Working data =>
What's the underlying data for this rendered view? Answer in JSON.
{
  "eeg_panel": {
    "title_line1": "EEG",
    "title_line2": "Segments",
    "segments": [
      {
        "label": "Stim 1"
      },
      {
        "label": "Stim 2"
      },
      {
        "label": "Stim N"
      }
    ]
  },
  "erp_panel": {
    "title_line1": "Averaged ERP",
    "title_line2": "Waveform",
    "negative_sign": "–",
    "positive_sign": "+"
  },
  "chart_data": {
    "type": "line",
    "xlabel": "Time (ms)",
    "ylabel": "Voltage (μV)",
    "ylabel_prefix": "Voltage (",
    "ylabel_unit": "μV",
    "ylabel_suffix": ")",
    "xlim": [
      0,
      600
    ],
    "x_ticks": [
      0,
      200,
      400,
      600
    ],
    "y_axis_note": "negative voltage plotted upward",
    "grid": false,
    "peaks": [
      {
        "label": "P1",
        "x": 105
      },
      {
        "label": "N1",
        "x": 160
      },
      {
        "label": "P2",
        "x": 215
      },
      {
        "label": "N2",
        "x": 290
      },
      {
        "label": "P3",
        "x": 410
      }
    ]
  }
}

Your task =>
Using the entries above, please restate each one word for word.

Task response =>
What's the underlying data for this rendered view? Answer in JSON.
{
  "eeg_panel": {
    "title_line1": "EEG",
    "title_line2": "Segments",
    "segments": [
      {
        "label": "Stim 1"
      },
      {
        "label": "Stim 2"
      },
      {
        "label": "Stim N"
      }
    ]
  },
  "erp_panel": {
    "title_line1": "Averaged ERP",
    "title_line2": "Waveform",
    "negative_sign": "–",
    "positive_sign": "+"
  },
  "chart_data": {
    "type": "line",
    "xlabel": "Time (ms)",
    "ylabel": "Voltage (μV)",
    "ylabel_prefix": "Voltage (",
    "ylabel_unit": "μV",
    "ylabel_suffix": ")",
    "xlim": [
      0,
      600
    ],
    "x_ticks": [
      0,
      200,
      400,
      600
    ],
    "y_axis_note": "negative voltage plotted upward",
    "grid": false,
    "peaks": [
      {
        "label": "P1",
        "x": 105
      },
      {
        "label": "N1",
        "x": 160
      },
      {
        "label": "P2",
        "x": 215
      },
      {
        "label": "N2",
        "x": 290
      },
      {
        "label": "P3",
        "x": 410
      }
    ]
  }
}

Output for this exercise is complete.